• DATA EXTRACT:
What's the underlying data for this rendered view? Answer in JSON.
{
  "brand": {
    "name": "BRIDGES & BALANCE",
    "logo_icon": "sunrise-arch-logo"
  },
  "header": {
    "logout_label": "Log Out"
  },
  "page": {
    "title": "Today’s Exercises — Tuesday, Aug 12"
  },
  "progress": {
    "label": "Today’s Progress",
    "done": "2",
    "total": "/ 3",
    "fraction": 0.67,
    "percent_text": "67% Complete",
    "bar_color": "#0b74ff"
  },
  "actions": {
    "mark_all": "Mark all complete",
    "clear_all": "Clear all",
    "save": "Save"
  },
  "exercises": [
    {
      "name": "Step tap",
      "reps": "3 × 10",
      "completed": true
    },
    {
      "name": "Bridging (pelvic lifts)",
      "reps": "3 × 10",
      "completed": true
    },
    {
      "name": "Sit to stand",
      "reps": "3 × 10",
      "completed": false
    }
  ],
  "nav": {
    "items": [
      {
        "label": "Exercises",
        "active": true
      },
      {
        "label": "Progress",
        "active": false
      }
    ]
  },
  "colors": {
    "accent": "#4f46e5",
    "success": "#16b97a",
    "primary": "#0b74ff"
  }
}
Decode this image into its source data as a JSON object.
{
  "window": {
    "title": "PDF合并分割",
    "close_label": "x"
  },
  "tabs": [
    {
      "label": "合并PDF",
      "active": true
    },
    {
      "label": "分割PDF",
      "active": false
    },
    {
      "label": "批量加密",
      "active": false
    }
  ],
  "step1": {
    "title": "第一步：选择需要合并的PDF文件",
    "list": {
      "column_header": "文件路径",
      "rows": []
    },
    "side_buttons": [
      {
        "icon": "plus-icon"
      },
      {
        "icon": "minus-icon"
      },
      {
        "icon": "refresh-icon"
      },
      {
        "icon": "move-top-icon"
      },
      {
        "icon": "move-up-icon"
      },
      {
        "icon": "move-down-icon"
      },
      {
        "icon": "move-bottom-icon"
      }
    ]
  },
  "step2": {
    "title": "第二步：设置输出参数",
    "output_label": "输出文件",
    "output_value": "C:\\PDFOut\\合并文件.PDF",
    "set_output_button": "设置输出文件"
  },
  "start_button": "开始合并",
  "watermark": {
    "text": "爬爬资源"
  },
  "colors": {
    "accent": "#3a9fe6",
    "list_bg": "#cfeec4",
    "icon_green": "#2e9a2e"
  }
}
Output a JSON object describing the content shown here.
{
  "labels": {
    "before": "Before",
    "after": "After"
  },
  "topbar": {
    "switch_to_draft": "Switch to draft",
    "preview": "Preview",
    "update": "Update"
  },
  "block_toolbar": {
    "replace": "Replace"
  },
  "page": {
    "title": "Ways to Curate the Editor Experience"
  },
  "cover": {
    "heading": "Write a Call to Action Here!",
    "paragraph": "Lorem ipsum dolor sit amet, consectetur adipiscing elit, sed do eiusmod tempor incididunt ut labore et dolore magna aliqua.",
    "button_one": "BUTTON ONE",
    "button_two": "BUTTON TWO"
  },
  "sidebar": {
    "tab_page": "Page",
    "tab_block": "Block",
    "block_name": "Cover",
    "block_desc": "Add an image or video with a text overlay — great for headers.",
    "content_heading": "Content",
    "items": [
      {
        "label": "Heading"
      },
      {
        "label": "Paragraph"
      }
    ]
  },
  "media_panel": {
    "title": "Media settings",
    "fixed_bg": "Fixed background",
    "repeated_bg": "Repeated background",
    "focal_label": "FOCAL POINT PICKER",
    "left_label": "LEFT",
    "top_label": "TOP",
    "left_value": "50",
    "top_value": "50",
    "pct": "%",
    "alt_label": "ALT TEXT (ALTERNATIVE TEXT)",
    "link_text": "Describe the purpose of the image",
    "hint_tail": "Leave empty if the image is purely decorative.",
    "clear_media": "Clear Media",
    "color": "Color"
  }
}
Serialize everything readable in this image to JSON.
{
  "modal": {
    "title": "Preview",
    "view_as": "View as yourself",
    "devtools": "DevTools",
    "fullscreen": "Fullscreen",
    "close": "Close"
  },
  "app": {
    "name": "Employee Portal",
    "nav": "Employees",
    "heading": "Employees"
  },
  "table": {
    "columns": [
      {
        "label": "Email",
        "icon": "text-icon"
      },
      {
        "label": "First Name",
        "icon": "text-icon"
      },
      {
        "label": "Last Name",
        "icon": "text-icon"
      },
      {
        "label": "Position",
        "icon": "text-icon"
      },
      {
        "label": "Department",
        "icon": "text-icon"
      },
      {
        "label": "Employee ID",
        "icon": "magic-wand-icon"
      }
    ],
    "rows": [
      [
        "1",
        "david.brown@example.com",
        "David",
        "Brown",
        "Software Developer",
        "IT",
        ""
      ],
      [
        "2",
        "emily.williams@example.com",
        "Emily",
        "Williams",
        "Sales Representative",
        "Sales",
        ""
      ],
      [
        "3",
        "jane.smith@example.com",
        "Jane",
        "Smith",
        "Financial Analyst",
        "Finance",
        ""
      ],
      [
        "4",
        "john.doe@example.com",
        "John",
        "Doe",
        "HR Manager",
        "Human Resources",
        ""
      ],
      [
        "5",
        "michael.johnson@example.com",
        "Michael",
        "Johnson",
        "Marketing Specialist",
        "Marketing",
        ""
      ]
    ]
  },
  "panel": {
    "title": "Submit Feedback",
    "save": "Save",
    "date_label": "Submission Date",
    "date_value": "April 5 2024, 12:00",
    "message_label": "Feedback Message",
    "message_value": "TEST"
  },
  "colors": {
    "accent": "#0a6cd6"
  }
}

• WRITTEN TASK: Identify each line holding the string "title", and copy it out.

• ANSWER FOR THE TASK:
    "title": "Today’s Exercises — Tuesday, Aug 12"
    "title": "PDF合并分割",
    "title": "第一步：选择需要合并的PDF文件",
    "title": "第二步：设置输出参数",
    "title": "Ways to Curate the Editor Experience"
    "title": "Media settings",
    "title": "Preview",
    "title": "Submit Feedback",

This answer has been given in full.